### PROBLEM
Identify the lines that include the word "median", then copy all of them.

:::

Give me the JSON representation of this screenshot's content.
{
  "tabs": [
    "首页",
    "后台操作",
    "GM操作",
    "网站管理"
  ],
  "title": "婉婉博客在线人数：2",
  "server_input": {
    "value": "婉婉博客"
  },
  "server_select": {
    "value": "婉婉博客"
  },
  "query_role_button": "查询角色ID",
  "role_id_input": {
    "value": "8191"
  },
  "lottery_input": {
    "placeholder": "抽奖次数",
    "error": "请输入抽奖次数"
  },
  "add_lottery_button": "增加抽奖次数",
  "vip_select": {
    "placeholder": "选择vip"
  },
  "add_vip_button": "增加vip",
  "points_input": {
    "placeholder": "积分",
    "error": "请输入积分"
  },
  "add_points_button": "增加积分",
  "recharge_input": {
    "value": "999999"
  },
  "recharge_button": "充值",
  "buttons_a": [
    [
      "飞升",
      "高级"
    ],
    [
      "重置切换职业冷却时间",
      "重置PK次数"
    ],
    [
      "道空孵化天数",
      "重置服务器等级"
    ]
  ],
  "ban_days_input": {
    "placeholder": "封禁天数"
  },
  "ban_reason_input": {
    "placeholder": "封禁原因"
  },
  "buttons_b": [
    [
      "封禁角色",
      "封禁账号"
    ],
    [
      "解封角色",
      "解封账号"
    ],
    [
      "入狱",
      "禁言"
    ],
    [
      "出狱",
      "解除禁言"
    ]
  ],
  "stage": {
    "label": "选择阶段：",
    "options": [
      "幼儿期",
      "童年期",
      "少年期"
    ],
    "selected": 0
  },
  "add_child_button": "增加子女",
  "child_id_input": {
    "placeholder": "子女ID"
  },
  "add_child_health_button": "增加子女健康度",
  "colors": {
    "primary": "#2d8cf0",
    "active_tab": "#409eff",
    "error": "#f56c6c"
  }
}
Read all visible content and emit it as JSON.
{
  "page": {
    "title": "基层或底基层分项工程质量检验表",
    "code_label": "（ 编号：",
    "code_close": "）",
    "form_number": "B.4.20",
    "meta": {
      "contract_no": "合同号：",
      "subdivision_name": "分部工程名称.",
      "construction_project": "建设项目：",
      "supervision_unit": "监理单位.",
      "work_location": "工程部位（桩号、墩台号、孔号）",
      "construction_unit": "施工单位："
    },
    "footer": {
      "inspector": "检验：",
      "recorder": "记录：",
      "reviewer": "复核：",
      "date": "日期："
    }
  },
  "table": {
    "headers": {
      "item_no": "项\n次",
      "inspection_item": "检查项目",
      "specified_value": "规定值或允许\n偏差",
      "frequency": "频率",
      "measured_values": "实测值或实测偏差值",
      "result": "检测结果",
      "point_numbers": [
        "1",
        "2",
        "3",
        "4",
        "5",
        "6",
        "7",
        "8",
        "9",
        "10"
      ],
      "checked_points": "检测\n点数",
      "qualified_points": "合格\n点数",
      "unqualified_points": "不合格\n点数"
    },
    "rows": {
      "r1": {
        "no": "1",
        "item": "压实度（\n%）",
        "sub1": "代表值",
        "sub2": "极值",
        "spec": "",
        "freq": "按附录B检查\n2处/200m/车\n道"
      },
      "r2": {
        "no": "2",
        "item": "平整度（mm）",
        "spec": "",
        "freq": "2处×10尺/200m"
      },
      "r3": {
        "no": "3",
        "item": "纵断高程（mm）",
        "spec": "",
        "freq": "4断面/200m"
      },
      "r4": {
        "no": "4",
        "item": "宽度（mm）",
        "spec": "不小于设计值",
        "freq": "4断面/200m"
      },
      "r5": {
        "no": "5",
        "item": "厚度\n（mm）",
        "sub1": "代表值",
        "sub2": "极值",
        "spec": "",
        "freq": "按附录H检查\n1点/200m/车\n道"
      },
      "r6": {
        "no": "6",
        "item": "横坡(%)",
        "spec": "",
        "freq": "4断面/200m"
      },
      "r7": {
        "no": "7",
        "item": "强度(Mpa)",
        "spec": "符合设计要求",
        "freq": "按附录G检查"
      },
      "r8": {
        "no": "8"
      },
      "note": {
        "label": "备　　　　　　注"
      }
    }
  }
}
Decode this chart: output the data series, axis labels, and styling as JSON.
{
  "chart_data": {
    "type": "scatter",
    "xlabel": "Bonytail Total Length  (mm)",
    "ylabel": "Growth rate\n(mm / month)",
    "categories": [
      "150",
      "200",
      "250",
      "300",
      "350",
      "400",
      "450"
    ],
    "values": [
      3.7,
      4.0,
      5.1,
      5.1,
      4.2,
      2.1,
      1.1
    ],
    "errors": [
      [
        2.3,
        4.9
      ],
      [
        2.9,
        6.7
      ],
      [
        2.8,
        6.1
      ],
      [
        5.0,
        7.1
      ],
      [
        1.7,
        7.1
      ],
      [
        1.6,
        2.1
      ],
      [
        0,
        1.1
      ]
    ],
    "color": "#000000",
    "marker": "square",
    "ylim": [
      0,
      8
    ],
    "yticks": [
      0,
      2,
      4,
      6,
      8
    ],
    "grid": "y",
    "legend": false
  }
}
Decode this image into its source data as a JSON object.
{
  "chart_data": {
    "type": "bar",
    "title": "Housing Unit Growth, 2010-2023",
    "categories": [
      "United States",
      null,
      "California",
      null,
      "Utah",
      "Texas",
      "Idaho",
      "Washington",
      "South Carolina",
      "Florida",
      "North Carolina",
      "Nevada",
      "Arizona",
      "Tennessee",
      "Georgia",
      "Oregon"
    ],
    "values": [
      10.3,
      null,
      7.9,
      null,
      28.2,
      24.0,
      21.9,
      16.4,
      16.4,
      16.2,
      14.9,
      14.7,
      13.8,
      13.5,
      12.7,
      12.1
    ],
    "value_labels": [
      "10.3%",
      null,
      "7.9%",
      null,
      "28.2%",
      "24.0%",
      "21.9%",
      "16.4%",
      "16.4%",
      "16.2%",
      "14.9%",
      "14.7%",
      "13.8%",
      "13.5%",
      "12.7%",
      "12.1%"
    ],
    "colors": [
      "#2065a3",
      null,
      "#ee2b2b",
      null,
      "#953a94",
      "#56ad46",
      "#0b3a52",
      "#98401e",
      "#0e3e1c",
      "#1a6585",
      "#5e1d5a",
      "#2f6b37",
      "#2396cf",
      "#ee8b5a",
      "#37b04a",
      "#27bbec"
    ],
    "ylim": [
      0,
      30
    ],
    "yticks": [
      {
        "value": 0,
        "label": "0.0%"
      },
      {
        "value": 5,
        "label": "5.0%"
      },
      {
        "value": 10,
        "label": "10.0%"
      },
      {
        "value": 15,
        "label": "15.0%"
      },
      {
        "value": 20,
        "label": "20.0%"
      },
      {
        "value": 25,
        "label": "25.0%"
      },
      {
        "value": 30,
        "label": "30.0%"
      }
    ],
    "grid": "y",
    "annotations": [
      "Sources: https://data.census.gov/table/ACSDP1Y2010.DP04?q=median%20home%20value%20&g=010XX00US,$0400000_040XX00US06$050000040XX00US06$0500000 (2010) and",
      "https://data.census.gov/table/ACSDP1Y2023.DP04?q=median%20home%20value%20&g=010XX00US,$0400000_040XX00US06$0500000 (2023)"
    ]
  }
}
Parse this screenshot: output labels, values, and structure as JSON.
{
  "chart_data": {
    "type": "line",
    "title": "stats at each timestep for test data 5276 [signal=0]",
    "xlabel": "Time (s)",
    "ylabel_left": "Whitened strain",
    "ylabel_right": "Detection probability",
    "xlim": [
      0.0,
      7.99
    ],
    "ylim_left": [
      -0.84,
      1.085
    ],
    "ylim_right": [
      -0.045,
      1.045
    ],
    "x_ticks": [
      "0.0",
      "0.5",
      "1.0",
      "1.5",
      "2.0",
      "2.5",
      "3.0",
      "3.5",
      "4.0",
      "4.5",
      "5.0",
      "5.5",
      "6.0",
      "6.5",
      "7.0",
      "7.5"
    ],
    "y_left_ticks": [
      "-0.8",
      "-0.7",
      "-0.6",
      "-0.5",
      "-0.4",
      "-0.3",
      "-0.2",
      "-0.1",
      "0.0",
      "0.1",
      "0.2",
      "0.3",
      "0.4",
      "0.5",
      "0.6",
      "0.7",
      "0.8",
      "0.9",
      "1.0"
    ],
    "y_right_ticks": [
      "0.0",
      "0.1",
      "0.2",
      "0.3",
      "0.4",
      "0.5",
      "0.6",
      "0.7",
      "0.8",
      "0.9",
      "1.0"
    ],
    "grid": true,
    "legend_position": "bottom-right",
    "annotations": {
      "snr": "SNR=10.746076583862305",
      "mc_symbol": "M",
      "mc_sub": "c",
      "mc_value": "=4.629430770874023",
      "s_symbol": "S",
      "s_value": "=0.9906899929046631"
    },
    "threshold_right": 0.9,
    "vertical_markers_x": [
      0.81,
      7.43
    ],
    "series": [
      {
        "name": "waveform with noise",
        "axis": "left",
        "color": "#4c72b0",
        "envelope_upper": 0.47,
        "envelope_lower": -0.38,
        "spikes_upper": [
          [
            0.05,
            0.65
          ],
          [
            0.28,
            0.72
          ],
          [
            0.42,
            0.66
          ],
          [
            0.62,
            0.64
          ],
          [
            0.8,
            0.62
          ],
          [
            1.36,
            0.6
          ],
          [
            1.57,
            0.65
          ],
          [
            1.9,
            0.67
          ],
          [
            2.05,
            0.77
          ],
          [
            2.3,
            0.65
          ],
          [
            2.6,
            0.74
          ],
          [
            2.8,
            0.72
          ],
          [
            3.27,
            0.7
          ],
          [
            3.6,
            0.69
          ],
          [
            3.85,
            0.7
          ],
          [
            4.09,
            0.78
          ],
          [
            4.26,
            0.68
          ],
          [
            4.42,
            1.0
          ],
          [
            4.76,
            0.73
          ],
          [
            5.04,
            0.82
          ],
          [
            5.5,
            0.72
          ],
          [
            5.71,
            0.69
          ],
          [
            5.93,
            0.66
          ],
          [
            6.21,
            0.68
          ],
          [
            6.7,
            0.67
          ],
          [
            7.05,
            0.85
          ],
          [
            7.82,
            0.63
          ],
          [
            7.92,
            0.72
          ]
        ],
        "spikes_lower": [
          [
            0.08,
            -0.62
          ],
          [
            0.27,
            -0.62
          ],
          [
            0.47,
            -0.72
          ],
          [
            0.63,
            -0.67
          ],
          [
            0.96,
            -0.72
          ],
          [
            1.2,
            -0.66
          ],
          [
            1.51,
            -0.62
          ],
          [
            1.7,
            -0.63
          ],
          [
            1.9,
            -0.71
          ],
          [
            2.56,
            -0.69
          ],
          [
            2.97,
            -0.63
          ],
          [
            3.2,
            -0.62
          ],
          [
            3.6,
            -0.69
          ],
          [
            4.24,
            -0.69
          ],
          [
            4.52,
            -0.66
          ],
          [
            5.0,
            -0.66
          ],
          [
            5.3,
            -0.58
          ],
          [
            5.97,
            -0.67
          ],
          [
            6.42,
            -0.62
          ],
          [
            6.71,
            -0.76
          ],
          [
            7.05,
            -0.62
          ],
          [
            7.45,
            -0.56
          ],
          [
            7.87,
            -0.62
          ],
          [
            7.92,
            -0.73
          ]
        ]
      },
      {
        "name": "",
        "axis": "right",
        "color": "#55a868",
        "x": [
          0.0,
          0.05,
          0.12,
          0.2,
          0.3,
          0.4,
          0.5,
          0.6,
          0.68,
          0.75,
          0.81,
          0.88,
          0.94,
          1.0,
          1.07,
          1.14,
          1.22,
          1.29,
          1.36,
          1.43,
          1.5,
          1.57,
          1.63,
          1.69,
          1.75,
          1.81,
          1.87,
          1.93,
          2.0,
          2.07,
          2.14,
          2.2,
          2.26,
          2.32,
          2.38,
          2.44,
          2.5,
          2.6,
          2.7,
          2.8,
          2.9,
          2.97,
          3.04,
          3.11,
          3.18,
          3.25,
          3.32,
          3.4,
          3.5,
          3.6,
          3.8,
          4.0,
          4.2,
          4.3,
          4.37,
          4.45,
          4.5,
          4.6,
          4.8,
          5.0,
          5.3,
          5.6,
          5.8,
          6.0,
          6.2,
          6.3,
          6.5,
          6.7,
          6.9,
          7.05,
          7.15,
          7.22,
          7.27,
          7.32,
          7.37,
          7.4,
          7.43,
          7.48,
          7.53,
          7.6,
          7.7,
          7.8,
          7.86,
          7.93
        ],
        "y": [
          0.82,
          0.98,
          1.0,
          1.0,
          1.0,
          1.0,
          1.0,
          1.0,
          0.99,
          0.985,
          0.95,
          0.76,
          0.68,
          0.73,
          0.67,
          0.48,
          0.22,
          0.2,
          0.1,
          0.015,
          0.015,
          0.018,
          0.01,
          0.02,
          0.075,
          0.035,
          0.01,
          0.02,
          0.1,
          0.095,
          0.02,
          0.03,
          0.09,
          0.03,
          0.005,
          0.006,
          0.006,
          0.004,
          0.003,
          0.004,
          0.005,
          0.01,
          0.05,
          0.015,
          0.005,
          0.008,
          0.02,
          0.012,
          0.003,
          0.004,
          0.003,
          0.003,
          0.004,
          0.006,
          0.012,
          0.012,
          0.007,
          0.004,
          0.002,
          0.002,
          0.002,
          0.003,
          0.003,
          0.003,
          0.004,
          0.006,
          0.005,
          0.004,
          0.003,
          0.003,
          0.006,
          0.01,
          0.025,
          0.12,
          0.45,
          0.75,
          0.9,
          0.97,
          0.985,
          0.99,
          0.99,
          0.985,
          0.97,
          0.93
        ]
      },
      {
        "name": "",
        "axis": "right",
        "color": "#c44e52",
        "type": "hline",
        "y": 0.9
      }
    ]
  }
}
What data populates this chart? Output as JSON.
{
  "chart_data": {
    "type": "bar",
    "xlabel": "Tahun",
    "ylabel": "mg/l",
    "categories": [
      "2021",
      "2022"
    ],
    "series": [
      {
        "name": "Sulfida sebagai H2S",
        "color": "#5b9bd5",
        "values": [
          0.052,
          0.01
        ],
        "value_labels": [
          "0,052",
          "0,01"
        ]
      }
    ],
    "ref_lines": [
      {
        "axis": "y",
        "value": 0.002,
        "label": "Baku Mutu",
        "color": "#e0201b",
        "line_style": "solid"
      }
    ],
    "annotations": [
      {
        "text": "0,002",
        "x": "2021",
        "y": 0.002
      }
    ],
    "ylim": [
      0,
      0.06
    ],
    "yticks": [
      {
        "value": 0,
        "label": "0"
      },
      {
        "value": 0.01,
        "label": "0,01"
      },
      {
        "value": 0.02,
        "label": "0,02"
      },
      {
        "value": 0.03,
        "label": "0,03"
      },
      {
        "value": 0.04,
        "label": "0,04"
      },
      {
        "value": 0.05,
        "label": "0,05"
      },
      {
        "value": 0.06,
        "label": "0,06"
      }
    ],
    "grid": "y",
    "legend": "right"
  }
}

:::

### SOLVED EXERCISE
      "Sources: https://data.census.gov/table/ACSDP1Y2010.DP04?q=median%20home%20value%20&g=010XX00US,$0400000_040XX00US06$050000040XX00US06$0500000 (2010) and",
      "https://data.census.gov/table/ACSDP1Y2023.DP04?q=median%20home%20value%20&g=010XX00US,$0400000_040XX00US06$0500000 (2023)"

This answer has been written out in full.